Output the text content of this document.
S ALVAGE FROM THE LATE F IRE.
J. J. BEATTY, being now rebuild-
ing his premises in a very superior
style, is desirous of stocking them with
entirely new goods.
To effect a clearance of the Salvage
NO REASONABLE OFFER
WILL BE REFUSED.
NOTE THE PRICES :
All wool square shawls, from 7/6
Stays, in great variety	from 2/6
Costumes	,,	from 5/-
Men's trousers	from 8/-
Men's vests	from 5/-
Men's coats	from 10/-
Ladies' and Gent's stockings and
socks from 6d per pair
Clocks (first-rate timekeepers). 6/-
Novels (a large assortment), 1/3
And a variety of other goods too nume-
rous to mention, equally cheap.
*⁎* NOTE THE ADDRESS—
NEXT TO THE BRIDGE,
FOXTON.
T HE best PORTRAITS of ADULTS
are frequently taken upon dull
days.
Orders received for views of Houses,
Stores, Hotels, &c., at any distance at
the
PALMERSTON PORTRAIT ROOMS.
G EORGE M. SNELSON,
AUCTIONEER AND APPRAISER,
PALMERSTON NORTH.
□ □ □ □
» Exercise description: Your task is to reproduce the whole listing exactly.

» Full response:
Output the text content of this document.
S ALVAGE FROM THE LATE F IRE.
J. J. BEATTY, being now rebuild-
ing his premises in a very superior
style, is desirous of stocking them with
entirely new goods.
To effect a clearance of the Salvage
NO REASONABLE OFFER
WILL BE REFUSED.
NOTE THE PRICES :
All wool square shawls, from 7/6
Stays, in great variety	from 2/6
Costumes	,,	from 5/-
Men's trousers	from 8/-
Men's vests	from 5/-
Men's coats	from 10/-
Ladies' and Gent's stockings and
socks from 6d per pair
Clocks (first-rate timekeepers). 6/-
Novels (a large assortment), 1/3
And a variety of other goods too nume-
rous to mention, equally cheap.
*⁎* NOTE THE ADDRESS—
NEXT TO THE BRIDGE,
FOXTON.
T HE best PORTRAITS of ADULTS
are frequently taken upon dull
days.
Orders received for views of Houses,
Stores, Hotels, &c., at any distance at
the
PALMERSTON PORTRAIT ROOMS.
G EORGE M. SNELSON,
AUCTIONEER AND APPRAISER,
PALMERSTON NORTH.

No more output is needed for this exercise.